* **EXERCISE REQUIREMENTS**
Every line with the string "insurance" should be gathered.

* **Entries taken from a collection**
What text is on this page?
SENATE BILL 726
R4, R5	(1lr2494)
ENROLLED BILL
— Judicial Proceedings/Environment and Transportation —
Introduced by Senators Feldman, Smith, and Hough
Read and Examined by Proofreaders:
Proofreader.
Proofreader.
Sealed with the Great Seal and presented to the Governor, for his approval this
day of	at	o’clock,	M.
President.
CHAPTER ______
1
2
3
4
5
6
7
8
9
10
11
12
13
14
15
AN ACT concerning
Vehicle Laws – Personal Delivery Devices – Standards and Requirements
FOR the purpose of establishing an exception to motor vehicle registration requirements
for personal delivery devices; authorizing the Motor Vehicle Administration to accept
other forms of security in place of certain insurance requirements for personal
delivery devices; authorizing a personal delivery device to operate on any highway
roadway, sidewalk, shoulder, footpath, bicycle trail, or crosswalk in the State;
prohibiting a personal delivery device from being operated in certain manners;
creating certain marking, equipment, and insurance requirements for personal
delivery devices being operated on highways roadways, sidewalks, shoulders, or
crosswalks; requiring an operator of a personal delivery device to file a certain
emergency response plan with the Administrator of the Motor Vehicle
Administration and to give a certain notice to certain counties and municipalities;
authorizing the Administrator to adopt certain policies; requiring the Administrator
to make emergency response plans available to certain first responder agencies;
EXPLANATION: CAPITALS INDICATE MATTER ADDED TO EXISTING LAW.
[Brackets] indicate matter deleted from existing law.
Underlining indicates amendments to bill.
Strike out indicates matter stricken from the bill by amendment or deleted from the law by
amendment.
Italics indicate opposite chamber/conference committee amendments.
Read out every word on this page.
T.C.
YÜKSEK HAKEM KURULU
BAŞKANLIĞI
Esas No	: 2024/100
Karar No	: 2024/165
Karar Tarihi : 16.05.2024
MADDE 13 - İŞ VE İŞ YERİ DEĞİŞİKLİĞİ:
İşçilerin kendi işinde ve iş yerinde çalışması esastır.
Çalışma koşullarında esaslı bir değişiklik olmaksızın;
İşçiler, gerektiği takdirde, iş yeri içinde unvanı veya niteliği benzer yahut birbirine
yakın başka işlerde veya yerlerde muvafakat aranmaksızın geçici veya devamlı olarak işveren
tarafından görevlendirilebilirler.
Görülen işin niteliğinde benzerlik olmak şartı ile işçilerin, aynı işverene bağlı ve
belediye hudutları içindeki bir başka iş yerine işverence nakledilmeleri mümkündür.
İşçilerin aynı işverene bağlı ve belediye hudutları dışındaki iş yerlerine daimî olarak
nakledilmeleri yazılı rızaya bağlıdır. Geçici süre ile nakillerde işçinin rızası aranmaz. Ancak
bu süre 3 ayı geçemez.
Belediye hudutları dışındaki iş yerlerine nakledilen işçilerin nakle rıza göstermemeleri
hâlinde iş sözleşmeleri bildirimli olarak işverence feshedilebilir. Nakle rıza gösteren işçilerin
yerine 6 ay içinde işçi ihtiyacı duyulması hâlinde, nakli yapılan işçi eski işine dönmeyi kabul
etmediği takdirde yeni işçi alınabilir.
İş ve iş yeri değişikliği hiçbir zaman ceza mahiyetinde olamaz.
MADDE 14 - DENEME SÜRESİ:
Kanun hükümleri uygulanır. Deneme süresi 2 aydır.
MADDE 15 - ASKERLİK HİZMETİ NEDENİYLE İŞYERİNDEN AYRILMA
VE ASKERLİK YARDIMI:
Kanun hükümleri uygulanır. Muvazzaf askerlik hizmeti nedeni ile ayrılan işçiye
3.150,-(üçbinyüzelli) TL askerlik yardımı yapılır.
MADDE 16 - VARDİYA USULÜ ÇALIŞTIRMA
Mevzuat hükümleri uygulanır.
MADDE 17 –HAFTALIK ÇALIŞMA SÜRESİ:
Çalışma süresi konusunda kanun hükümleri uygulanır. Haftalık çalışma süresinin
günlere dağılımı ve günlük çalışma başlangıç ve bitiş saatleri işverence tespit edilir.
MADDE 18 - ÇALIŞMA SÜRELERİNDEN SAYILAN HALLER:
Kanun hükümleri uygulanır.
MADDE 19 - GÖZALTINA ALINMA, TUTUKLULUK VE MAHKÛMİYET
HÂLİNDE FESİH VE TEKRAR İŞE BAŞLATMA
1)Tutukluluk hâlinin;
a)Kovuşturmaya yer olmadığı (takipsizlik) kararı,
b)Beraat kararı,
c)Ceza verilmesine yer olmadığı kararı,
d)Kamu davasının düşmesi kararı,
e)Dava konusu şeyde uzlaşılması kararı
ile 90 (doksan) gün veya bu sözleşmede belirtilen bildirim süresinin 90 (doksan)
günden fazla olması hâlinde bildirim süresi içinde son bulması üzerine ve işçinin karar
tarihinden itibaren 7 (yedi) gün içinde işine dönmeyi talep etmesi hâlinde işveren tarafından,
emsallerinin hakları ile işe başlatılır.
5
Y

* **RIGHT ANSWER**
other forms of security in place of certain insurance requirements for personal
creating certain marking, equipment, and insurance requirements for personal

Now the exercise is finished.